● **Figure collection entries**
** START **
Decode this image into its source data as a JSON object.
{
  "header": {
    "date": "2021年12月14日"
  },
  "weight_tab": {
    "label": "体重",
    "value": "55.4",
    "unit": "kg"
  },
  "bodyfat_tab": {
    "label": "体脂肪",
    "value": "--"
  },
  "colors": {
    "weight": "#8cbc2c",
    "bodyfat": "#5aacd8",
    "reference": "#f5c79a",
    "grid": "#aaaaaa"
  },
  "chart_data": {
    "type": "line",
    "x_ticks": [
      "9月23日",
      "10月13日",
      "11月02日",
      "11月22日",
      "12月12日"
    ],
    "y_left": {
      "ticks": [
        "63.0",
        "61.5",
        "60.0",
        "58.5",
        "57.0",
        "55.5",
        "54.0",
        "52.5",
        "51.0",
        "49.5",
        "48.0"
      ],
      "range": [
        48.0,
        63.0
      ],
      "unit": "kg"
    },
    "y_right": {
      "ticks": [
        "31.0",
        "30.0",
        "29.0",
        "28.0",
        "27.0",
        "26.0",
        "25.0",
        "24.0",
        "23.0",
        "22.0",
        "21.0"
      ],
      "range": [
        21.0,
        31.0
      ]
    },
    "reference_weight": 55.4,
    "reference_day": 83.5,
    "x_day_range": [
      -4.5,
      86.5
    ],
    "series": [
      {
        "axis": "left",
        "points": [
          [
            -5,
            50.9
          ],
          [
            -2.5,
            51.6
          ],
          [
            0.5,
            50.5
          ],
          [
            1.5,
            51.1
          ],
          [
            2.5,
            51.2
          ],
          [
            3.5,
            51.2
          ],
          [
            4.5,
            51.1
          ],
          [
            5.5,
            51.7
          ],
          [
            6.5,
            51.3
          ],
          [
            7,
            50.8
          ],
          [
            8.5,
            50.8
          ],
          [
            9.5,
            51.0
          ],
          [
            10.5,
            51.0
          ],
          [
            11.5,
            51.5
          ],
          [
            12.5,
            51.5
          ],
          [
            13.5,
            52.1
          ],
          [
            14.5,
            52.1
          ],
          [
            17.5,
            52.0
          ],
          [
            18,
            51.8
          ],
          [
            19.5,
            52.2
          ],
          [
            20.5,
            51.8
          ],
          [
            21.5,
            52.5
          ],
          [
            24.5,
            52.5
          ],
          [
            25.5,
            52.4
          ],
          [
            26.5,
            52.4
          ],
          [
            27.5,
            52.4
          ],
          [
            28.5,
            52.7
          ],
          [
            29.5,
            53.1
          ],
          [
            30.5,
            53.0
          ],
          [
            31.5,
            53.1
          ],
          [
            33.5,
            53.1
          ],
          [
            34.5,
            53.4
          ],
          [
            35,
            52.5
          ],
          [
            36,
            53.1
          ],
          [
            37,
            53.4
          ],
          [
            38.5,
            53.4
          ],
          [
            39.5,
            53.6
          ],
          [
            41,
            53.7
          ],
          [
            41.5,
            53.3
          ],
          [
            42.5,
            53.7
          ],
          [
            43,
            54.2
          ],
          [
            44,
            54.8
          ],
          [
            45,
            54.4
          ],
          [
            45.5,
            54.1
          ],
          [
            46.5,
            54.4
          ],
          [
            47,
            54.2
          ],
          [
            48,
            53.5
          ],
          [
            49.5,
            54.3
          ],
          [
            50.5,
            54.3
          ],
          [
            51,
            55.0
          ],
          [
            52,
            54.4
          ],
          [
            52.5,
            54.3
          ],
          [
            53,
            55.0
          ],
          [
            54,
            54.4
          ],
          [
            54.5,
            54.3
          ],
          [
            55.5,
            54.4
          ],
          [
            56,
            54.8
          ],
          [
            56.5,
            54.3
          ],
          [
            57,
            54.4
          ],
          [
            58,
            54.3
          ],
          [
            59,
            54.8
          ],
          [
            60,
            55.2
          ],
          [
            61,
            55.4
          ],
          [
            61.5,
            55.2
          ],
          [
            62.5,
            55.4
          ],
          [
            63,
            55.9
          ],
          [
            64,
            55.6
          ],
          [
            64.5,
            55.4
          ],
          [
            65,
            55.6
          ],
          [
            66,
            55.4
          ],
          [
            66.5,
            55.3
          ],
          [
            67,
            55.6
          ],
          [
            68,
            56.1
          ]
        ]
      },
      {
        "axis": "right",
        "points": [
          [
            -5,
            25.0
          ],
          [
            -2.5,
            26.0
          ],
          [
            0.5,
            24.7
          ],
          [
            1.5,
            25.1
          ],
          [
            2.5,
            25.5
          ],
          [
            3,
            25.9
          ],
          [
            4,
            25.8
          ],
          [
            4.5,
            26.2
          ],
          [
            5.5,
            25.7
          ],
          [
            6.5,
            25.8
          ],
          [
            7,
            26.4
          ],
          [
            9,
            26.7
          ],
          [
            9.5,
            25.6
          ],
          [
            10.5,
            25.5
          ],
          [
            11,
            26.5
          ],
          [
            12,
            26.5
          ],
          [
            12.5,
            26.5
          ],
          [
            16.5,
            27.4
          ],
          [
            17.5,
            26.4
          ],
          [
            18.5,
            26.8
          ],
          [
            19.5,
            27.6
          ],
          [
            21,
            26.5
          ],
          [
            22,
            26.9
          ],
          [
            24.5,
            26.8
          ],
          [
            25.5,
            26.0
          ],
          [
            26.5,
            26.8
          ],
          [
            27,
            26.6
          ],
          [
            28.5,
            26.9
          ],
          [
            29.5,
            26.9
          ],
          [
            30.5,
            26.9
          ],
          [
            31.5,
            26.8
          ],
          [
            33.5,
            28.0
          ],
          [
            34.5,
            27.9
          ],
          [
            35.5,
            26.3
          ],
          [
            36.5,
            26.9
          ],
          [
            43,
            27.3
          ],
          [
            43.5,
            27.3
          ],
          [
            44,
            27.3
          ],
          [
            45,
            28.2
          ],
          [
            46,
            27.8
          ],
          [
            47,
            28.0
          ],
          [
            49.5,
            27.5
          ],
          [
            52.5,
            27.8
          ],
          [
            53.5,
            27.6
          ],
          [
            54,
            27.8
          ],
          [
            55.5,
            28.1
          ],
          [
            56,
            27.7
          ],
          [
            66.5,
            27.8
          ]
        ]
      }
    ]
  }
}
** END **
● **Task details**
Repeat back the data above, exact to the last character.

● **Task response**
Decode this image into its source data as a JSON object.
{
  "header": {
    "date": "2021年12月14日"
  },
  "weight_tab": {
    "label": "体重",
    "value": "55.4",
    "unit": "kg"
  },
  "bodyfat_tab": {
    "label": "体脂肪",
    "value": "--"
  },
  "colors": {
    "weight": "#8cbc2c",
    "bodyfat": "#5aacd8",
    "reference": "#f5c79a",
    "grid": "#aaaaaa"
  },
  "chart_data": {
    "type": "line",
    "x_ticks": [
      "9月23日",
      "10月13日",
      "11月02日",
      "11月22日",
      "12月12日"
    ],
    "y_left": {
      "ticks": [
        "63.0",
        "61.5",
        "60.0",
        "58.5",
        "57.0",
        "55.5",
        "54.0",
        "52.5",
        "51.0",
        "49.5",
        "48.0"
      ],
      "range": [
        48.0,
        63.0
      ],
      "unit": "kg"
    },
    "y_right": {
      "ticks": [
        "31.0",
        "30.0",
        "29.0",
        "28.0",
        "27.0",
        "26.0",
        "25.0",
        "24.0",
        "23.0",
        "22.0",
        "21.0"
      ],
      "range": [
        21.0,
        31.0
      ]
    },
    "reference_weight": 55.4,
    "reference_day": 83.5,
    "x_day_range": [
      -4.5,
      86.5
    ],
    "series": [
      {
        "axis": "left",
        "points": [
          [
            -5,
            50.9
          ],
          [
            -2.5,
            51.6
          ],
          [
            0.5,
            50.5
          ],
          [
            1.5,
            51.1
          ],
          [
            2.5,
            51.2
          ],
          [
            3.5,
            51.2
          ],
          [
            4.5,
            51.1
          ],
          [
            5.5,
            51.7
          ],
          [
            6.5,
            51.3
          ],
          [
            7,
            50.8
          ],
          [
            8.5,
            50.8
          ],
          [
            9.5,
            51.0
          ],
          [
            10.5,
            51.0
          ],
          [
            11.5,
            51.5
          ],
          [
            12.5,
            51.5
          ],
          [
            13.5,
            52.1
          ],
          [
            14.5,
            52.1
          ],
          [
            17.5,
            52.0
          ],
          [
            18,
            51.8
          ],
          [
            19.5,
            52.2
          ],
          [
            20.5,
            51.8
          ],
          [
            21.5,
            52.5
          ],
          [
            24.5,
            52.5
          ],
          [
            25.5,
            52.4
          ],
          [
            26.5,
            52.4
          ],
          [
            27.5,
            52.4
          ],
          [
            28.5,
            52.7
          ],
          [
            29.5,
            53.1
          ],
          [
            30.5,
            53.0
          ],
          [
            31.5,
            53.1
          ],
          [
            33.5,
            53.1
          ],
          [
            34.5,
            53.4
          ],
          [
            35,
            52.5
          ],
          [
            36,
            53.1
          ],
          [
            37,
            53.4
          ],
          [
            38.5,
            53.4
          ],
          [
            39.5,
            53.6
          ],
          [
            41,
            53.7
          ],
          [
            41.5,
            53.3
          ],
          [
            42.5,
            53.7
          ],
          [
            43,
            54.2
          ],
          [
            44,
            54.8
          ],
          [
            45,
            54.4
          ],
          [
            45.5,
            54.1
          ],
          [
            46.5,
            54.4
          ],
          [
            47,
            54.2
          ],
          [
            48,
            53.5
          ],
          [
            49.5,
            54.3
          ],
          [
            50.5,
            54.3
          ],
          [
            51,
            55.0
          ],
          [
            52,
            54.4
          ],
          [
            52.5,
            54.3
          ],
          [
            53,
            55.0
          ],
          [
            54,
            54.4
          ],
          [
            54.5,
            54.3
          ],
          [
            55.5,
            54.4
          ],
          [
            56,
            54.8
          ],
          [
            56.5,
            54.3
          ],
          [
            57,
            54.4
          ],
          [
            58,
            54.3
          ],
          [
            59,
            54.8
          ],
          [
            60,
            55.2
          ],
          [
            61,
            55.4
          ],
          [
            61.5,
            55.2
          ],
          [
            62.5,
            55.4
          ],
          [
            63,
            55.9
          ],
          [
            64,
            55.6
          ],
          [
            64.5,
            55.4
          ],
          [
            65,
            55.6
          ],
          [
            66,
            55.4
          ],
          [
            66.5,
            55.3
          ],
          [
            67,
            55.6
          ],
          [
            68,
            56.1
          ]
        ]
      },
      {
        "axis": "right",
        "points": [
          [
            -5,
            25.0
          ],
          [
            -2.5,
            26.0
          ],
          [
            0.5,
            24.7
          ],
          [
            1.5,
            25.1
          ],
          [
            2.5,
            25.5
          ],
          [
            3,
            25.9
          ],
          [
            4,
            25.8
          ],
          [
            4.5,
            26.2
          ],
          [
            5.5,
            25.7
          ],
          [
            6.5,
            25.8
          ],
          [
            7,
            26.4
          ],
          [
            9,
            26.7
          ],
          [
            9.5,
            25.6
          ],
          [
            10.5,
            25.5
          ],
          [
            11,
            26.5
          ],
          [
            12,
            26.5
          ],
          [
            12.5,
            26.5
          ],
          [
            16.5,
            27.4
          ],
          [
            17.5,
            26.4
          ],
          [
            18.5,
            26.8
          ],
          [
            19.5,
            27.6
          ],
          [
            21,
            26.5
          ],
          [
            22,
            26.9
          ],
          [
            24.5,
            26.8
          ],
          [
            25.5,
            26.0
          ],
          [
            26.5,
            26.8
          ],
          [
            27,
            26.6
          ],
          [
            28.5,
            26.9
          ],
          [
            29.5,
            26.9
          ],
          [
            30.5,
            26.9
          ],
          [
            31.5,
            26.8
          ],
          [
            33.5,
            28.0
          ],
          [
            34.5,
            27.9
          ],
          [
            35.5,
            26.3
          ],
          [
            36.5,
            26.9
          ],
          [
            43,
            27.3
          ],
          [
            43.5,
            27.3
          ],
          [
            44,
            27.3
          ],
          [
            45,
            28.2
          ],
          [
            46,
            27.8
          ],
          [
            47,
            28.0
          ],
          [
            49.5,
            27.5
          ],
          [
            52.5,
            27.8
          ],
          [
            53.5,
            27.6
          ],
          [
            54,
            27.8
          ],
          [
            55.5,
            28.1
          ],
          [
            56,
            27.7
          ],
          [
            66.5,
            27.8
          ]
        ]
      }
    ]
  }
}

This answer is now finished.